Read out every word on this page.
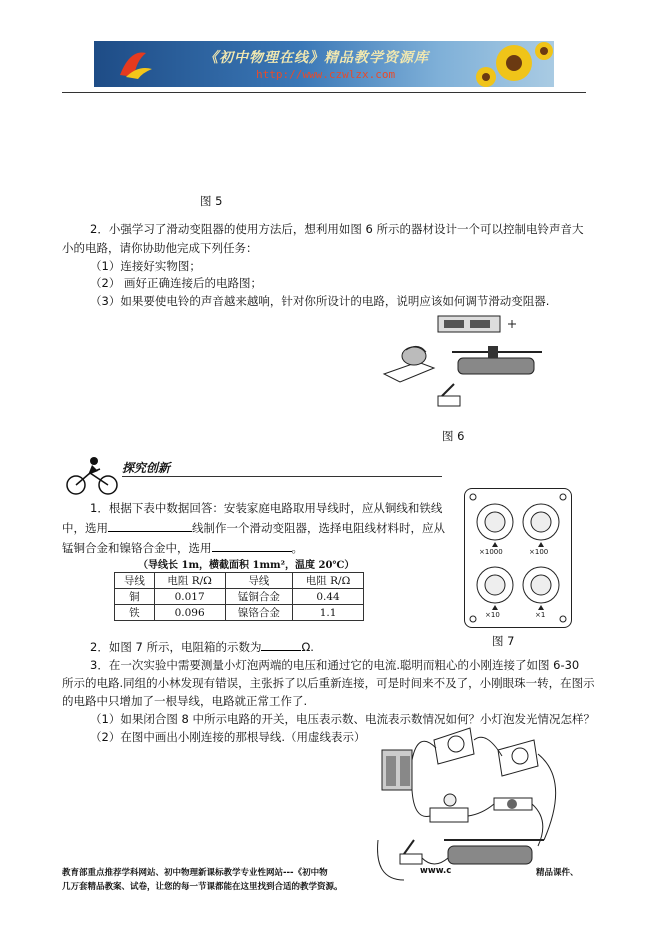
《初中物理在线》精品教学资源库
http://www.czwlzx.com
图 5
2．小强学习了滑动变阻器的使用方法后，想利用如图 6 所示的器材设计一个可以控制电铃声音大
小的电路，请你协助他完成下列任务：
（1）连接好实物图；
（2） 画好正确连接后的电路图；
（3）如果要使电铃的声音越来越响，针对你所设计的电路，说明应该如何调节滑动变阻器.
图 6
探究创新
1．根据下表中数据回答：安装家庭电路取用导线时，应从铜线和铁线
中，选用	线制作一个滑动变阻器，选择电阻线材料时，应从
锰铜合金和镍铬合金中，选用	。
（导线长 1m，横截面积 1mm²，温度 20℃）
导线	电阻 R/Ω	导线	电阻 R/Ω
铜	0.017	锰铜合金	0.44
铁	0.096	镍铬合金	1.1
×1000	×100
×10	×1
图 7
2．如图 7 所示，电阻箱的示数为	Ω.
3．在一次实验中需要测量小灯泡两端的电压和通过它的电流.聪明而粗心的小刚连接了如图 6-30
所示的电路.同组的小林发现有错误，主张拆了以后重新连接，可是时间来不及了，小刚眼珠一转，在图示
的电路中只增加了一根导线，电路就正常工作了.
（1）如果闭合图 8 中所示电路的开关，电压表示数、电流表示数情况如何？小灯泡发光情况怎样？
（2）在图中画出小刚连接的那根导线.（用虚线表示）
教育部重点推荐学科网站、初中物理新课标教学专业性网站---《初中物	www.c	精品课件、
几万套精品教案、试卷，让您的每一节课都能在这里找到合适的教学资源。
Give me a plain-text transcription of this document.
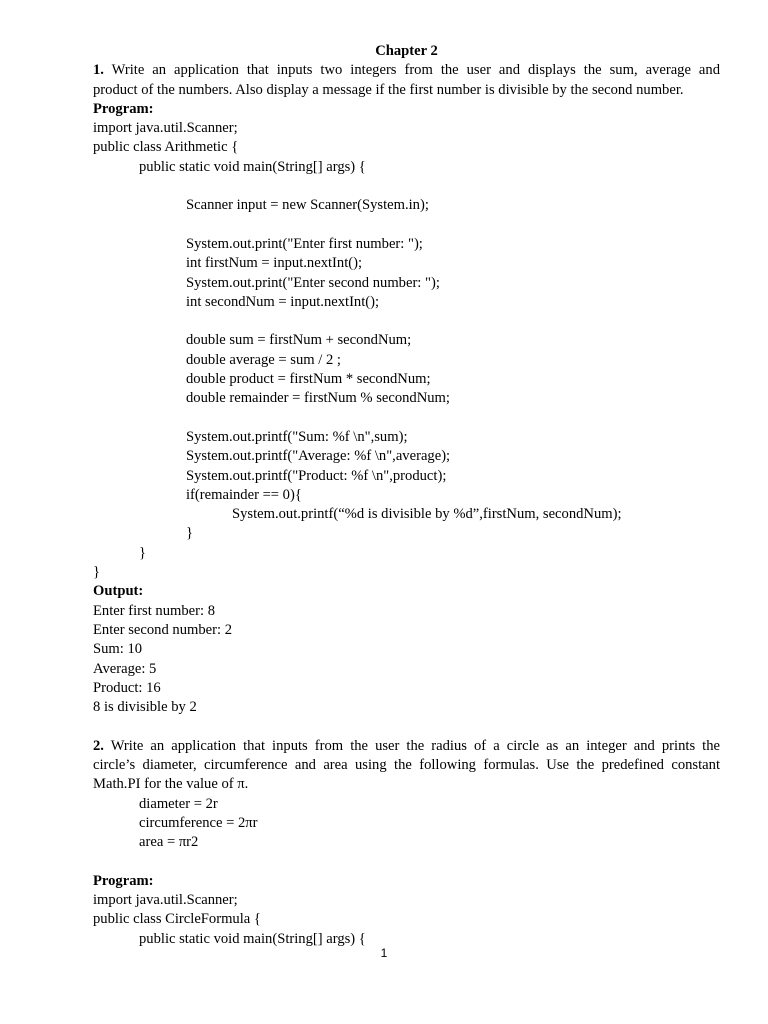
Chapter 2
1. Write an application that inputs two integers from the user and displays the sum, average and
product of the numbers. Also display a message if the first number is divisible by the second number.
Program:
import java.util.Scanner;
public class Arithmetic {
public static void main(String[] args) {
Scanner input = new Scanner(System.in);
System.out.print("Enter first number: ");
int firstNum = input.nextInt();
System.out.print("Enter second number: ");
int secondNum = input.nextInt();
double sum = firstNum + secondNum;
double average = sum / 2 ;
double product = firstNum * secondNum;
double remainder = firstNum % secondNum;
System.out.printf("Sum: %f \n",sum);
System.out.printf("Average: %f \n",average);
System.out.printf("Product: %f \n",product);
if(remainder == 0){
System.out.printf(“%d is divisible by %d”,firstNum, secondNum);
}
}
}
Output:
Enter first number: 8
Enter second number: 2
Sum: 10
Average: 5
Product: 16
8 is divisible by 2
2. Write an application that inputs from the user the radius of a circle as an integer and prints the
circle’s diameter, circumference and area using the following formulas. Use the predefined constant
Math.PI for the value of π.
diameter = 2r
circumference = 2πr
area = πr2
Program:
import java.util.Scanner;
public class CircleFormula {
public static void main(String[] args) {
1
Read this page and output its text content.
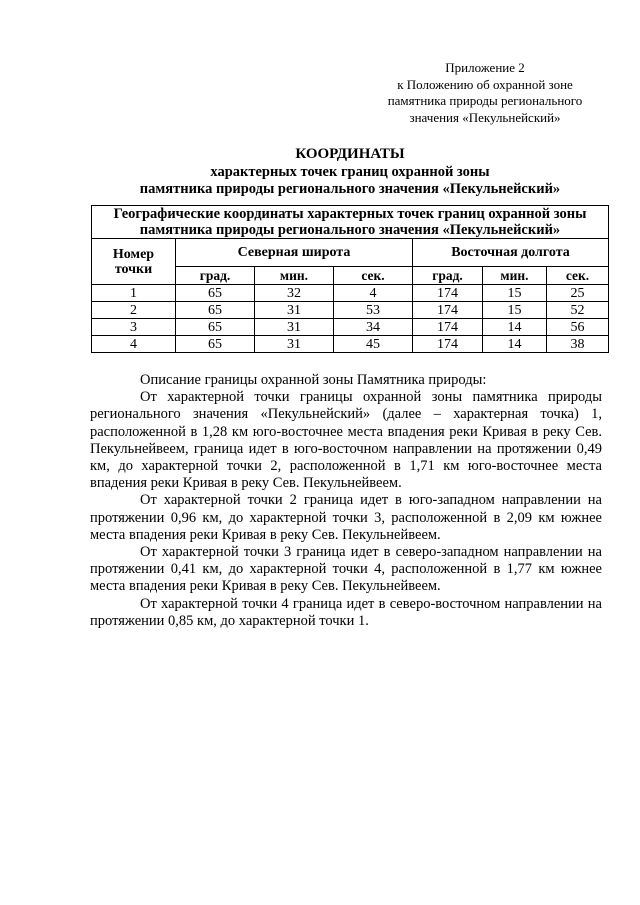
Приложение 2
к Положению об охранной зоне
памятника природы регионального
значения «Пекульнейский»
КООРДИНАТЫ
характерных точек границ охранной зоны
памятника природы регионального значения «Пекульнейский»
Географические координаты характерных точек границ охранной зоны
памятника природы регионального значения «Пекульнейский»						

Номер
точки	Северная широта			Восточная долгота		
	град.	мин.	сек.	град.	мин.	сек.
1	65	32	4	174	15	25
2	65	31	53	174	15	52
3	65	31	34	174	14	56
4	65	31	45	174	14	38

Описание границы охранной зоны Памятника природы:

От характерной точки границы охранной зоны памятника природы регионального значения «Пекульнейский» (далее – характерная точка) 1, расположенной в 1,28 км юго-восточнее места впадения реки Кривая в реку Сев. Пекульнейвеем, граница идет в юго-восточном направлении на протяжении 0,49 км, до характерной точки 2, расположенной в 1,71 км юго-восточнее места впадения реки Кривая в реку Сев. Пекульнейвеем.

От характерной точки 2 граница идет в юго-западном направлении на протяжении 0,96 км, до характерной точки 3, расположенной в 2,09 км южнее места впадения реки Кривая в реку Сев. Пекульнейвеем.

От характерной точки 3 граница идет в северо-западном направлении на протяжении 0,41 км, до характерной точки 4, расположенной в 1,77 км южнее места впадения реки Кривая в реку Сев. Пекульнейвеем.

От характерной точки 4 граница идет в северо-восточном направлении на протяжении 0,85 км, до характерной точки 1.
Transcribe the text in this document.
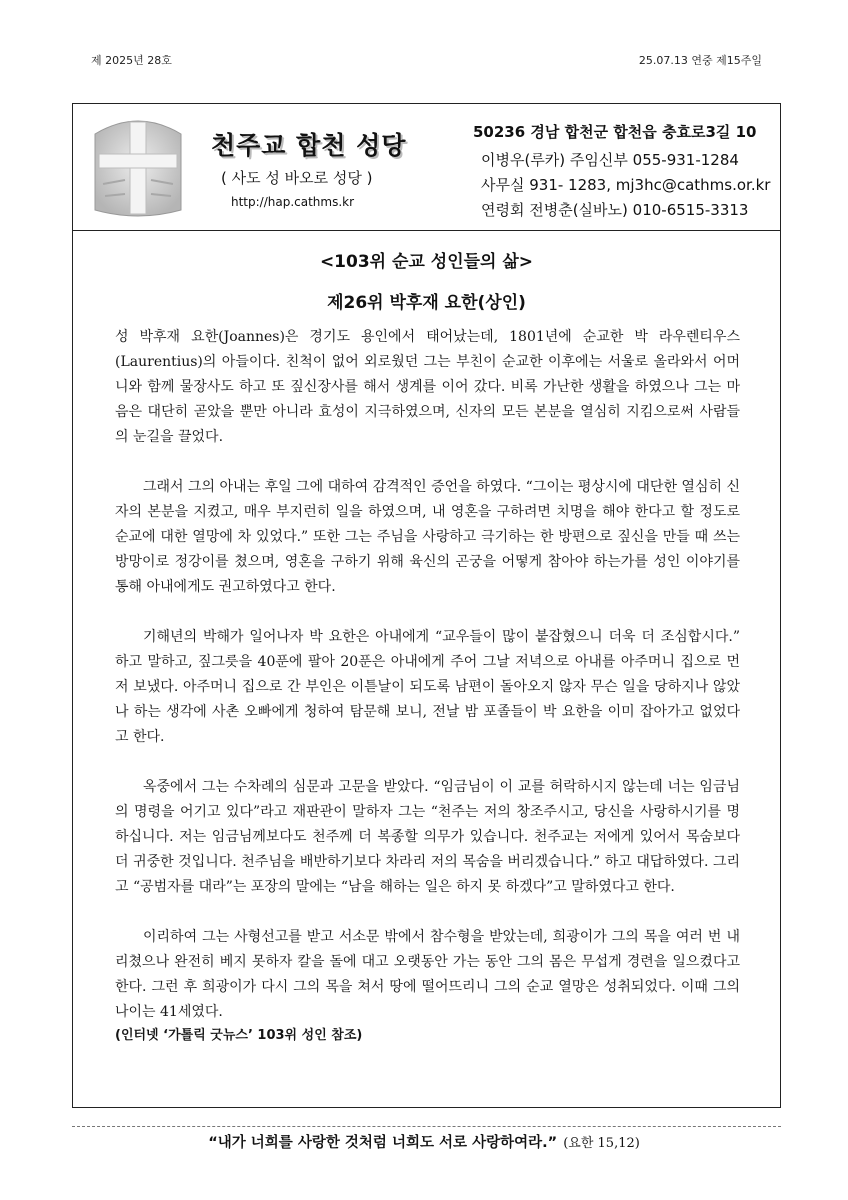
제 2025년 28호	25.07.13 연중 제15주일
천주교 합천 성당
( 사도 성 바오로 성당 )
http://hap.cathms.kr
50236 경남 합천군 합천읍 충효로3길 10
이병우(루카) 주임신부 055-931-1284
사무실 931- 1283, mj3hc@cathms.or.kr
연령회 전병춘(실바노) 010-6515-3313
<103위 순교 성인들의 삶>
제26위 박후재 요한(상인)

성 박후재 요한(Joannes)은 경기도 용인에서 태어났는데, 1801년에 순교한 박 라우렌티우스(Laurentius)의 아들이다. 친척이 없어 외로웠던 그는 부친이 순교한 이후에는 서울로 올라와서 어머니와 함께 물장사도 하고 또 짚신장사를 해서 생계를 이어 갔다. 비록 가난한 생활을 하였으나 그는 마음은 대단히 곧았을 뿐만 아니라 효성이 지극하였으며, 신자의 모든 본분을 열심히 지킴으로써 사람들의 눈길을 끌었다.

그래서 그의 아내는 후일 그에 대하여 감격적인 증언을 하였다. “그이는 평상시에 대단한 열심히 신자의 본분을 지켰고, 매우 부지런히 일을 하였으며, 내 영혼을 구하려면 치명을 해야 한다고 할 정도로 순교에 대한 열망에 차 있었다.” 또한 그는 주님을 사랑하고 극기하는 한 방편으로 짚신을 만들 때 쓰는 방망이로 정강이를 쳤으며, 영혼을 구하기 위해 육신의 곤궁을 어떻게 참아야 하는가를 성인 이야기를 통해 아내에게도 권고하였다고 한다.

기해년의 박해가 일어나자 박 요한은 아내에게 “교우들이 많이 붙잡혔으니 더욱 더 조심합시다.” 하고 말하고, 짚그릇을 40푼에 팔아 20푼은 아내에게 주어 그날 저녁으로 아내를 아주머니 집으로 먼저 보냈다. 아주머니 집으로 간 부인은 이튿날이 되도록 남편이 돌아오지 않자 무슨 일을 당하지나 않았나 하는 생각에 사촌 오빠에게 청하여 탐문해 보니, 전날 밤 포졸들이 박 요한을 이미 잡아가고 없었다고 한다.

옥중에서 그는 수차례의 심문과 고문을 받았다. “임금님이 이 교를 허락하시지 않는데 너는 임금님의 명령을 어기고 있다”라고 재판관이 말하자 그는 “천주는 저의 창조주시고, 당신을 사랑하시기를 명하십니다. 저는 임금님께보다도 천주께 더 복종할 의무가 있습니다. 천주교는 저에게 있어서 목숨보다 더 귀중한 것입니다. 천주님을 배반하기보다 차라리 저의 목숨을 버리겠습니다.” 하고 대답하였다. 그리고 “공범자를 대라”는 포장의 말에는 “남을 해하는 일은 하지 못 하겠다”고 말하였다고 한다.

이리하여 그는 사형선고를 받고 서소문 밖에서 참수형을 받았는데, 희광이가 그의 목을 여러 번 내리쳤으나 완전히 베지 못하자 칼을 돌에 대고 오랫동안 가는 동안 그의 몸은 무섭게 경련을 일으켰다고 한다. 그런 후 희광이가 다시 그의 목을 쳐서 땅에 떨어뜨리니 그의 순교 열망은 성취되었다. 이때 그의 나이는 41세였다.

(인터넷 ‘가톨릭 굿뉴스’ 103위 성인 참조)
“내가 너희를 사랑한 것처럼 너희도 서로 사랑하여라.” (요한 15,12)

........

(TASK)
Go over the data above and copy every line that has the word "text" in it.

(TASK RESULT)
Give me a plain-text transcription of this document.
Read this page and output its text content.
Transcribe the text in this document.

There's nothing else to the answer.